RECORDS SHOWN –
________________

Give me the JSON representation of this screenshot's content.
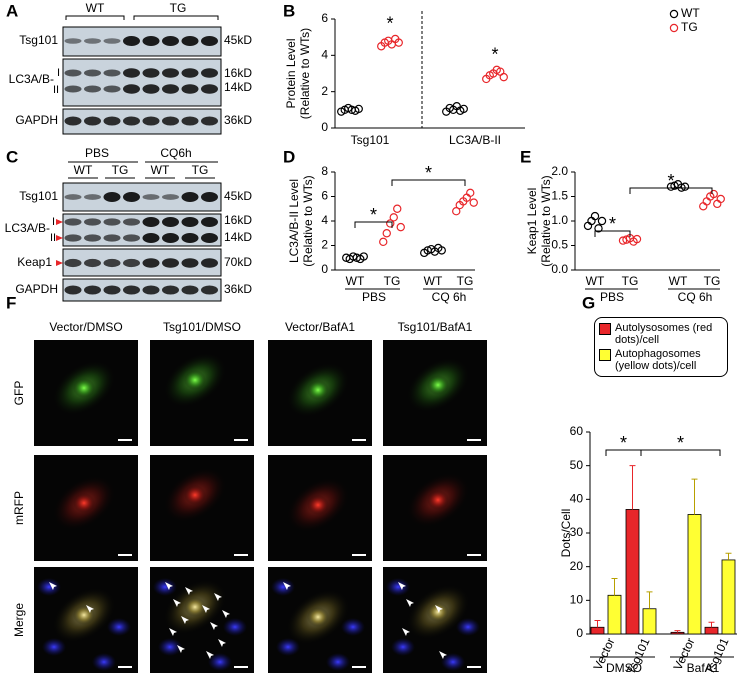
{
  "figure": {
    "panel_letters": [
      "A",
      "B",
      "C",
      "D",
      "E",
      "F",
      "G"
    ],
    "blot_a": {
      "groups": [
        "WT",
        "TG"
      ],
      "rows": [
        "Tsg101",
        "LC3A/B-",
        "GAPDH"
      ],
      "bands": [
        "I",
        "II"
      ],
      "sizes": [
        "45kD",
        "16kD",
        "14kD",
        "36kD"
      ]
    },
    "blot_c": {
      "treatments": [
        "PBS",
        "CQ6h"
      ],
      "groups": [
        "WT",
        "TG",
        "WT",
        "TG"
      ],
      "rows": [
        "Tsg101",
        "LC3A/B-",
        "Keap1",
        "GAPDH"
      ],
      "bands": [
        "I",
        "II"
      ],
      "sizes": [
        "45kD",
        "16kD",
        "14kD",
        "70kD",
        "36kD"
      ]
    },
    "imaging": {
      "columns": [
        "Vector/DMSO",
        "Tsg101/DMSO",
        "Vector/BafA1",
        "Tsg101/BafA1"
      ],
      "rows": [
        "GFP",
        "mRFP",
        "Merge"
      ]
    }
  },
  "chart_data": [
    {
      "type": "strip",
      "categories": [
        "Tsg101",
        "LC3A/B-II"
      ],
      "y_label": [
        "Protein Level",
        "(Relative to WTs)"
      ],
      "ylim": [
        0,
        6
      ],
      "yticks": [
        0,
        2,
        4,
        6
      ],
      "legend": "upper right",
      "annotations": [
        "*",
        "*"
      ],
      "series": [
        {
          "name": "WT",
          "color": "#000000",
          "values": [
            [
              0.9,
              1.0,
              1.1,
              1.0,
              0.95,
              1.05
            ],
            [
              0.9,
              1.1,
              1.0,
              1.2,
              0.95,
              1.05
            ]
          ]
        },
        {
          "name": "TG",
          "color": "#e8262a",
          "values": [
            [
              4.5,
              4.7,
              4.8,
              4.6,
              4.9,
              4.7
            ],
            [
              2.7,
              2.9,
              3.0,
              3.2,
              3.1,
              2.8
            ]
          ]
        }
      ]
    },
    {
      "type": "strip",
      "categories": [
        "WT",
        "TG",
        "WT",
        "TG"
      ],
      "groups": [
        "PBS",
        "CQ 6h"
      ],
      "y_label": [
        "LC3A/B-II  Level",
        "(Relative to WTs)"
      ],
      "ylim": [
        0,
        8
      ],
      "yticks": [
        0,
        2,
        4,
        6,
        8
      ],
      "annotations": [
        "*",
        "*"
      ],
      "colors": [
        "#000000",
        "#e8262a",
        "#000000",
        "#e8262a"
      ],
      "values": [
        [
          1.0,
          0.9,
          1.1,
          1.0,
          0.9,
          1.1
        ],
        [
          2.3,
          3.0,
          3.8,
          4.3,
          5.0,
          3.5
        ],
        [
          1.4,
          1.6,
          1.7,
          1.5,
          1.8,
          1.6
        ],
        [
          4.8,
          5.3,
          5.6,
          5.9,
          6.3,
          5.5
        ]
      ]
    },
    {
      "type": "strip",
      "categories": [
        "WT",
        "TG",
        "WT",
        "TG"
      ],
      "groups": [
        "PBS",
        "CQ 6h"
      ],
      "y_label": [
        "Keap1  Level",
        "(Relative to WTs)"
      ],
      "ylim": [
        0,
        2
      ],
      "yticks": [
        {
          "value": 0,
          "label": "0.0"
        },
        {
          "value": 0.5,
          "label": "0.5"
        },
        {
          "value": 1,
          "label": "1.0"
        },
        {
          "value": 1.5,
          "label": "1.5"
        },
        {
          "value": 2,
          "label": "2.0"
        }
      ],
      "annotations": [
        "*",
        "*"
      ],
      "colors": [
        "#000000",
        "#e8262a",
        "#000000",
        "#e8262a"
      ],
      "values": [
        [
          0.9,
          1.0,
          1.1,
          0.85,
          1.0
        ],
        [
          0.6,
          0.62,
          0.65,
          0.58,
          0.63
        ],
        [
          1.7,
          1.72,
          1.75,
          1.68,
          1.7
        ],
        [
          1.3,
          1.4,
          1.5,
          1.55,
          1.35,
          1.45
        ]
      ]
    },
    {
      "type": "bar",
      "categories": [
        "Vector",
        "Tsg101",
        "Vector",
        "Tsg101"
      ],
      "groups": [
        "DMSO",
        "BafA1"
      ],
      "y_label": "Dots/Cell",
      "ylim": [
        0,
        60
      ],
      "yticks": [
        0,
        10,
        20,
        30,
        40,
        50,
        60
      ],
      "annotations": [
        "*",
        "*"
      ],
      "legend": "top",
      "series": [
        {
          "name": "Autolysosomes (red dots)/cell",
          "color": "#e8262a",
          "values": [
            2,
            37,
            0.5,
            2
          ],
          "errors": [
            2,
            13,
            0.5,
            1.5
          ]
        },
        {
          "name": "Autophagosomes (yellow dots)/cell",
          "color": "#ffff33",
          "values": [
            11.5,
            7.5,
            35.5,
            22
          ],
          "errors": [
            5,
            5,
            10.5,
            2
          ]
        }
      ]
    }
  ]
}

________________

TASK TO CARRY OUT –
The entries above are to be repeated exactly, except for any pictures.

TASK RESPONSE –
Give me the JSON representation of this screenshot's content.
{
  "figure": {
    "panel_letters": [
      "A",
      "B",
      "C",
      "D",
      "E",
      "F",
      "G"
    ],
    "blot_a": {
      "groups": [
        "WT",
        "TG"
      ],
      "rows": [
        "Tsg101",
        "LC3A/B-",
        "GAPDH"
      ],
      "bands": [
        "I",
        "II"
      ],
      "sizes": [
        "45kD",
        "16kD",
        "14kD",
        "36kD"
      ]
    },
    "blot_c": {
      "treatments": [
        "PBS",
        "CQ6h"
      ],
      "groups": [
        "WT",
        "TG",
        "WT",
        "TG"
      ],
      "rows": [
        "Tsg101",
        "LC3A/B-",
        "Keap1",
        "GAPDH"
      ],
      "bands": [
        "I",
        "II"
      ],
      "sizes": [
        "45kD",
        "16kD",
        "14kD",
        "70kD",
        "36kD"
      ]
    },
    "imaging": {
      "columns": [
        "Vector/DMSO",
        "Tsg101/DMSO",
        "Vector/BafA1",
        "Tsg101/BafA1"
      ],
      "rows": [
        "GFP",
        "mRFP",
        "Merge"
      ]
    }
  },
  "chart_data": [
    {
      "type": "strip",
      "categories": [
        "Tsg101",
        "LC3A/B-II"
      ],
      "y_label": [
        "Protein Level",
        "(Relative to WTs)"
      ],
      "ylim": [
        0,
        6
      ],
      "yticks": [
        0,
        2,
        4,
        6
      ],
      "legend": "upper right",
      "annotations": [
        "*",
        "*"
      ],
      "series": [
        {
          "name": "WT",
          "color": "#000000",
          "values": [
            [
              0.9,
              1.0,
              1.1,
              1.0,
              0.95,
              1.05
            ],
            [
              0.9,
              1.1,
              1.0,
              1.2,
              0.95,
              1.05
            ]
          ]
        },
        {
          "name": "TG",
          "color": "#e8262a",
          "values": [
            [
              4.5,
              4.7,
              4.8,
              4.6,
              4.9,
              4.7
            ],
            [
              2.7,
              2.9,
              3.0,
              3.2,
              3.1,
              2.8
            ]
          ]
        }
      ]
    },
    {
      "type": "strip",
      "categories": [
        "WT",
        "TG",
        "WT",
        "TG"
      ],
      "groups": [
        "PBS",
        "CQ 6h"
      ],
      "y_label": [
        "LC3A/B-II  Level",
        "(Relative to WTs)"
      ],
      "ylim": [
        0,
        8
      ],
      "yticks": [
        0,
        2,
        4,
        6,
        8
      ],
      "annotations": [
        "*",
        "*"
      ],
      "colors": [
        "#000000",
        "#e8262a",
        "#000000",
        "#e8262a"
      ],
      "values": [
        [
          1.0,
          0.9,
          1.1,
          1.0,
          0.9,
          1.1
        ],
        [
          2.3,
          3.0,
          3.8,
          4.3,
          5.0,
          3.5
        ],
        [
          1.4,
          1.6,
          1.7,
          1.5,
          1.8,
          1.6
        ],
        [
          4.8,
          5.3,
          5.6,
          5.9,
          6.3,
          5.5
        ]
      ]
    },
    {
      "type": "strip",
      "categories": [
        "WT",
        "TG",
        "WT",
        "TG"
      ],
      "groups": [
        "PBS",
        "CQ 6h"
      ],
      "y_label": [
        "Keap1  Level",
        "(Relative to WTs)"
      ],
      "ylim": [
        0,
        2
      ],
      "yticks": [
        {
          "value": 0,
          "label": "0.0"
        },
        {
          "value": 0.5,
          "label": "0.5"
        },
        {
          "value": 1,
          "label": "1.0"
        },
        {
          "value": 1.5,
          "label": "1.5"
        },
        {
          "value": 2,
          "label": "2.0"
        }
      ],
      "annotations": [
        "*",
        "*"
      ],
      "colors": [
        "#000000",
        "#e8262a",
        "#000000",
        "#e8262a"
      ],
      "values": [
        [
          0.9,
          1.0,
          1.1,
          0.85,
          1.0
        ],
        [
          0.6,
          0.62,
          0.65,
          0.58,
          0.63
        ],
        [
          1.7,
          1.72,
          1.75,
          1.68,
          1.7
        ],
        [
          1.3,
          1.4,
          1.5,
          1.55,
          1.35,
          1.45
        ]
      ]
    },
    {
      "type": "bar",
      "categories": [
        "Vector",
        "Tsg101",
        "Vector",
        "Tsg101"
      ],
      "groups": [
        "DMSO",
        "BafA1"
      ],
      "y_label": "Dots/Cell",
      "ylim": [
        0,
        60
      ],
      "yticks": [
        0,
        10,
        20,
        30,
        40,
        50,
        60
      ],
      "annotations": [
        "*",
        "*"
      ],
      "legend": "top",
      "series": [
        {
          "name": "Autolysosomes (red dots)/cell",
          "color": "#e8262a",
          "values": [
            2,
            37,
            0.5,
            2
          ],
          "errors": [
            2,
            13,
            0.5,
            1.5
          ]
        },
        {
          "name": "Autophagosomes (yellow dots)/cell",
          "color": "#ffff33",
          "values": [
            11.5,
            7.5,
            35.5,
            22
          ],
          "errors": [
            5,
            5,
            10.5,
            2
          ]
        }
      ]
    }
  ]
}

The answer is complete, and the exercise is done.